___ MATERIAL

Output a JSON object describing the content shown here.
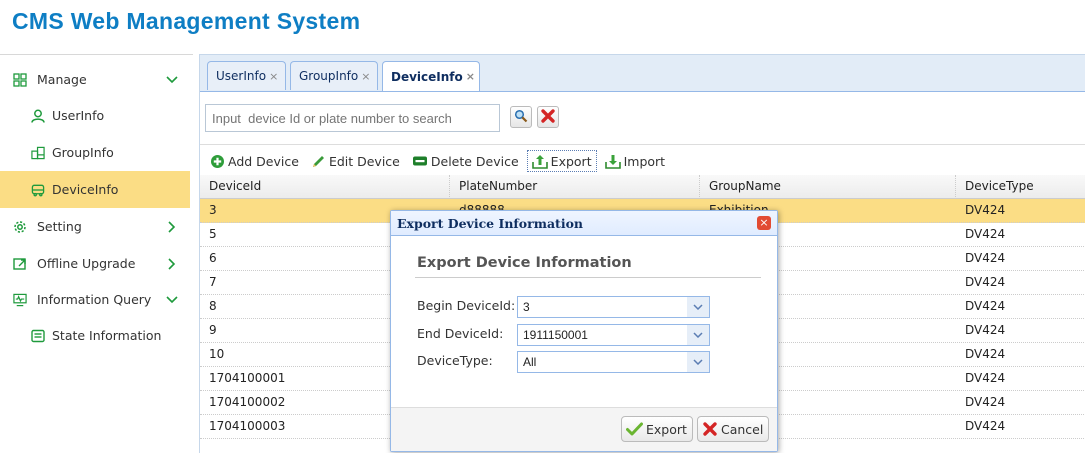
{
  "app": {
    "title": "CMS Web Management System"
  },
  "sidebar": {
    "items": [
      {
        "label": "Manage",
        "icon": "grid-icon",
        "expanded": true
      },
      {
        "label": "UserInfo",
        "icon": "user-icon"
      },
      {
        "label": "GroupInfo",
        "icon": "group-icon"
      },
      {
        "label": "DeviceInfo",
        "icon": "bus-icon",
        "active": true
      },
      {
        "label": "Setting",
        "icon": "gear-icon",
        "expanded": false
      },
      {
        "label": "Offline Upgrade",
        "icon": "upgrade-icon",
        "expanded": false
      },
      {
        "label": "Information Query",
        "icon": "monitor-icon",
        "expanded": true
      },
      {
        "label": "State Information",
        "icon": "document-icon"
      }
    ]
  },
  "tabs": [
    {
      "label": "UserInfo",
      "close": "×"
    },
    {
      "label": "GroupInfo",
      "close": "×"
    },
    {
      "label": "DeviceInfo",
      "close": "×",
      "selected": true
    }
  ],
  "search": {
    "placeholder": "Input  device Id or plate number to search"
  },
  "toolbar": {
    "add": "Add Device",
    "edit": "Edit Device",
    "delete": "Delete Device",
    "export": "Export",
    "import": "Import"
  },
  "table": {
    "columns": [
      "DeviceId",
      "PlateNumber",
      "GroupName",
      "DeviceType"
    ],
    "rows": [
      [
        "3",
        "d88888",
        "Exhibition",
        "DV424"
      ],
      [
        "5",
        "",
        "",
        "DV424"
      ],
      [
        "6",
        "",
        "",
        "DV424"
      ],
      [
        "7",
        "",
        "",
        "DV424"
      ],
      [
        "8",
        "",
        "",
        "DV424"
      ],
      [
        "9",
        "",
        "",
        "DV424"
      ],
      [
        "10",
        "",
        "",
        "DV424"
      ],
      [
        "1704100001",
        "",
        "",
        "DV424"
      ],
      [
        "1704100002",
        "",
        "",
        "DV424"
      ],
      [
        "1704100003",
        "",
        "",
        "DV424"
      ]
    ],
    "selected_row": 0
  },
  "dialog": {
    "title": "Export Device Information",
    "close": "×",
    "heading": "Export Device Information",
    "fields": [
      {
        "label": "Begin DeviceId:",
        "value": "3"
      },
      {
        "label": "End DeviceId:",
        "value": "1911150001"
      },
      {
        "label": "DeviceType:",
        "value": "All"
      }
    ],
    "export_label": "Export",
    "cancel_label": "Cancel"
  },
  "colors": {
    "title_blue": "#0e7ec4",
    "selection_yellow": "#fbdd85",
    "border_blue": "#95b8e7"
  }
}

______

[THE REQUEST]:
Leave out the pictures and copy everything else in the records word for word.

[WRITTEN ANSWER]:
Output a JSON object describing the content shown here.
{
  "app": {
    "title": "CMS Web Management System"
  },
  "sidebar": {
    "items": [
      {
        "label": "Manage",
        "icon": "grid-icon",
        "expanded": true
      },
      {
        "label": "UserInfo",
        "icon": "user-icon"
      },
      {
        "label": "GroupInfo",
        "icon": "group-icon"
      },
      {
        "label": "DeviceInfo",
        "icon": "bus-icon",
        "active": true
      },
      {
        "label": "Setting",
        "icon": "gear-icon",
        "expanded": false
      },
      {
        "label": "Offline Upgrade",
        "icon": "upgrade-icon",
        "expanded": false
      },
      {
        "label": "Information Query",
        "icon": "monitor-icon",
        "expanded": true
      },
      {
        "label": "State Information",
        "icon": "document-icon"
      }
    ]
  },
  "tabs": [
    {
      "label": "UserInfo",
      "close": "×"
    },
    {
      "label": "GroupInfo",
      "close": "×"
    },
    {
      "label": "DeviceInfo",
      "close": "×",
      "selected": true
    }
  ],
  "search": {
    "placeholder": "Input  device Id or plate number to search"
  },
  "toolbar": {
    "add": "Add Device",
    "edit": "Edit Device",
    "delete": "Delete Device",
    "export": "Export",
    "import": "Import"
  },
  "table": {
    "columns": [
      "DeviceId",
      "PlateNumber",
      "GroupName",
      "DeviceType"
    ],
    "rows": [
      [
        "3",
        "d88888",
        "Exhibition",
        "DV424"
      ],
      [
        "5",
        "",
        "",
        "DV424"
      ],
      [
        "6",
        "",
        "",
        "DV424"
      ],
      [
        "7",
        "",
        "",
        "DV424"
      ],
      [
        "8",
        "",
        "",
        "DV424"
      ],
      [
        "9",
        "",
        "",
        "DV424"
      ],
      [
        "10",
        "",
        "",
        "DV424"
      ],
      [
        "1704100001",
        "",
        "",
        "DV424"
      ],
      [
        "1704100002",
        "",
        "",
        "DV424"
      ],
      [
        "1704100003",
        "",
        "",
        "DV424"
      ]
    ],
    "selected_row": 0
  },
  "dialog": {
    "title": "Export Device Information",
    "close": "×",
    "heading": "Export Device Information",
    "fields": [
      {
        "label": "Begin DeviceId:",
        "value": "3"
      },
      {
        "label": "End DeviceId:",
        "value": "1911150001"
      },
      {
        "label": "DeviceType:",
        "value": "All"
      }
    ],
    "export_label": "Export",
    "cancel_label": "Cancel"
  },
  "colors": {
    "title_blue": "#0e7ec4",
    "selection_yellow": "#fbdd85",
    "border_blue": "#95b8e7"
  }
}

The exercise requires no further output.